Work to complete. Leave out the pictures and transcribe everything else exactly.

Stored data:
════════════════
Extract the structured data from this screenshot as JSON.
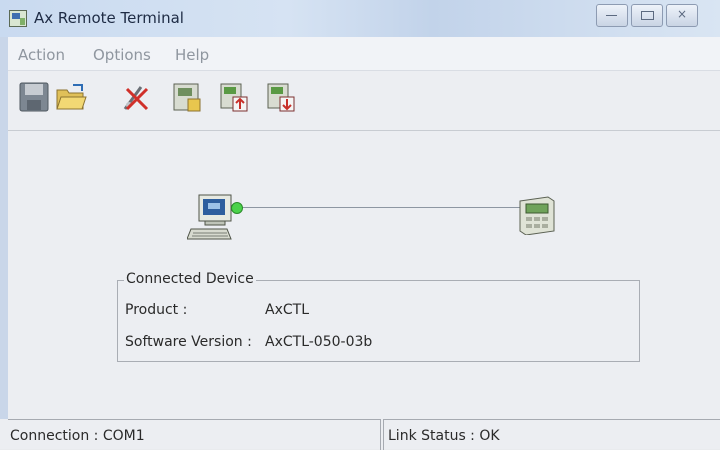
{
  "window": {
    "title": "Ax Remote Terminal"
  },
  "menu": {
    "items": [
      "Action",
      "Options",
      "Help"
    ]
  },
  "toolbar": {
    "icons": [
      "save-icon",
      "open-folder-icon",
      "disconnect-icon",
      "device-config-icon",
      "upload-icon",
      "download-icon"
    ]
  },
  "device": {
    "group_title": "Connected Device",
    "product_label": "Product :",
    "product_value": "AxCTL",
    "software_label": "Software Version :",
    "software_value": "AxCTL-050-03b"
  },
  "status": {
    "connection": "Connection : COM1",
    "link": "Link Status : OK"
  },
  "colors": {
    "link_dot": "#4bd24b",
    "titlebar": "#c9daf0"
  }
}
════════════════
Result of this exercise.
Extract the structured data from this screenshot as JSON.
{
  "window": {
    "title": "Ax Remote Terminal"
  },
  "menu": {
    "items": [
      "Action",
      "Options",
      "Help"
    ]
  },
  "toolbar": {
    "icons": [
      "save-icon",
      "open-folder-icon",
      "disconnect-icon",
      "device-config-icon",
      "upload-icon",
      "download-icon"
    ]
  },
  "device": {
    "group_title": "Connected Device",
    "product_label": "Product :",
    "product_value": "AxCTL",
    "software_label": "Software Version :",
    "software_value": "AxCTL-050-03b"
  },
  "status": {
    "connection": "Connection : COM1",
    "link": "Link Status : OK"
  },
  "colors": {
    "link_dot": "#4bd24b",
    "titlebar": "#c9daf0"
  }
}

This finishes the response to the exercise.